Instruction | Locate the string "color" throughout the material and copy every line in which it occurs.

(Part of a data file)
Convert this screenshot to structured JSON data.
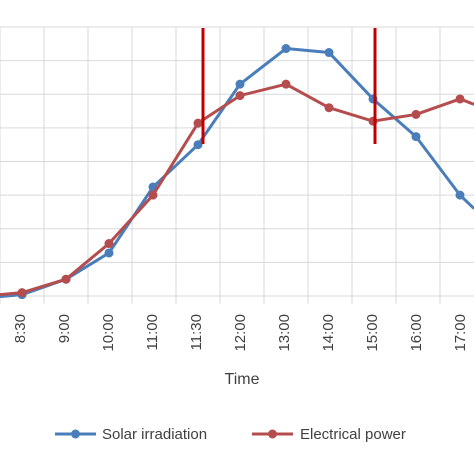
{
  "chart_data": {
    "type": "line",
    "x": [
      "8:30",
      "9:00",
      "10:00",
      "11:00",
      "11:30",
      "12:00",
      "13:00",
      "14:00",
      "15:00",
      "16:00",
      "17:00"
    ],
    "series": [
      {
        "name": "Solar irradiation",
        "color": "#4a7ebb",
        "values": [
          2,
          25,
          64,
          162,
          225,
          315,
          368,
          362,
          293,
          237,
          150
        ]
      },
      {
        "name": "Electrical power",
        "color": "#b54c4d",
        "values": [
          5,
          25,
          78,
          150,
          257,
          298,
          315,
          280,
          260,
          270,
          293
        ]
      }
    ],
    "xlabel": "Time",
    "ylabel": "",
    "title": "",
    "grid": true,
    "legend_position": "bottom",
    "markers": {
      "color": "#c00000",
      "at": [
        "11:30",
        "15:00"
      ]
    }
  }
}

Exercise response |
        "color": "#4a7ebb",
        "color": "#b54c4d",
      "color": "#c00000",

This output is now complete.